Data entries:

** Start **

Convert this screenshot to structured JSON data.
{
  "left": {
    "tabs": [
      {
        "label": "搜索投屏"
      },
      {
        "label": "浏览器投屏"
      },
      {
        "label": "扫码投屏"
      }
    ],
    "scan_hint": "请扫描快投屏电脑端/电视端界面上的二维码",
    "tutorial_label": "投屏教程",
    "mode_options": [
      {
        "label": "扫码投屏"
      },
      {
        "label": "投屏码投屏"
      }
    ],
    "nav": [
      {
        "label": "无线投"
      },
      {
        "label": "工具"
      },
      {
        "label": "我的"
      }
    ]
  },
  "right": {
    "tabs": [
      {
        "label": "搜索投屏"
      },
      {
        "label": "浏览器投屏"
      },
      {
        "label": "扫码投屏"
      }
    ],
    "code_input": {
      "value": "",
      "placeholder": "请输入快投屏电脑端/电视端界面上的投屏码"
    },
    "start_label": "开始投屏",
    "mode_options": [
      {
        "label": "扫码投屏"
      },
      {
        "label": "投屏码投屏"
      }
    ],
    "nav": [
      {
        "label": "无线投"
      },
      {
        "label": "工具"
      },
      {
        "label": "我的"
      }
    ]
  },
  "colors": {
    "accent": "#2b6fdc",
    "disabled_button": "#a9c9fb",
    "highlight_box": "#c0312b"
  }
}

** End **

Every entry should be printed again exactly as written.

Convert this screenshot to structured JSON data.
{
  "left": {
    "tabs": [
      {
        "label": "搜索投屏"
      },
      {
        "label": "浏览器投屏"
      },
      {
        "label": "扫码投屏"
      }
    ],
    "scan_hint": "请扫描快投屏电脑端/电视端界面上的二维码",
    "tutorial_label": "投屏教程",
    "mode_options": [
      {
        "label": "扫码投屏"
      },
      {
        "label": "投屏码投屏"
      }
    ],
    "nav": [
      {
        "label": "无线投"
      },
      {
        "label": "工具"
      },
      {
        "label": "我的"
      }
    ]
  },
  "right": {
    "tabs": [
      {
        "label": "搜索投屏"
      },
      {
        "label": "浏览器投屏"
      },
      {
        "label": "扫码投屏"
      }
    ],
    "code_input": {
      "value": "",
      "placeholder": "请输入快投屏电脑端/电视端界面上的投屏码"
    },
    "start_label": "开始投屏",
    "mode_options": [
      {
        "label": "扫码投屏"
      },
      {
        "label": "投屏码投屏"
      }
    ],
    "nav": [
      {
        "label": "无线投"
      },
      {
        "label": "工具"
      },
      {
        "label": "我的"
      }
    ]
  },
  "colors": {
    "accent": "#2b6fdc",
    "disabled_button": "#a9c9fb",
    "highlight_box": "#c0312b"
  }
}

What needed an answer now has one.